** Task description **
Rewrite each line of the records below, changing every "interactable" to "clickable" and leaving all other text untouched.

Items from a data source:
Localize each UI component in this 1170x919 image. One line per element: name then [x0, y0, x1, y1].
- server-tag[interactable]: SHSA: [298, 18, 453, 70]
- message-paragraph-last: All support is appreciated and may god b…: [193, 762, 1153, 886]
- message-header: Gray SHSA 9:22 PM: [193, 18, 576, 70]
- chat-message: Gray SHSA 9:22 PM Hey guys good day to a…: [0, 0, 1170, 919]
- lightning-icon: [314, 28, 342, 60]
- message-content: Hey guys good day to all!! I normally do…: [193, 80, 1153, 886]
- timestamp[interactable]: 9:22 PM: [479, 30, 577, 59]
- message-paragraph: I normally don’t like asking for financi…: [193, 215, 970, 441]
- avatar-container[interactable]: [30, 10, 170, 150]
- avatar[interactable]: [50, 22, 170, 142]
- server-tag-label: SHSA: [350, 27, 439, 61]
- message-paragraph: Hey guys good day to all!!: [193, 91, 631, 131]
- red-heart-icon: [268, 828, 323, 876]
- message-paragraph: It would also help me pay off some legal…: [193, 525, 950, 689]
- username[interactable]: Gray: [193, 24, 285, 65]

** Final result **
Localize each UI component in this 1170x919 image. One line per element: name then [x0, y0, x1, y1].
- server-tag[clickable]: SHSA: [298, 18, 453, 70]
- message-paragraph-last: All support is appreciated and may god b…: [193, 762, 1153, 886]
- message-header: Gray SHSA 9:22 PM: [193, 18, 576, 70]
- chat-message: Gray SHSA 9:22 PM Hey guys good day to a…: [0, 0, 1170, 919]
- lightning-icon: [314, 28, 342, 60]
- message-content: Hey guys good day to all!! I normally do…: [193, 80, 1153, 886]
- timestamp[clickable]: 9:22 PM: [479, 30, 577, 59]
- message-paragraph: I normally don’t like asking for financi…: [193, 215, 970, 441]
- avatar-container[clickable]: [30, 10, 170, 150]
- avatar[clickable]: [50, 22, 170, 142]
- server-tag-label: SHSA: [350, 27, 439, 61]
- message-paragraph: Hey guys good day to all!!: [193, 91, 631, 131]
- red-heart-icon: [268, 828, 323, 876]
- message-paragraph: It would also help me pay off some legal…: [193, 525, 950, 689]
- username[clickable]: Gray: [193, 24, 285, 65]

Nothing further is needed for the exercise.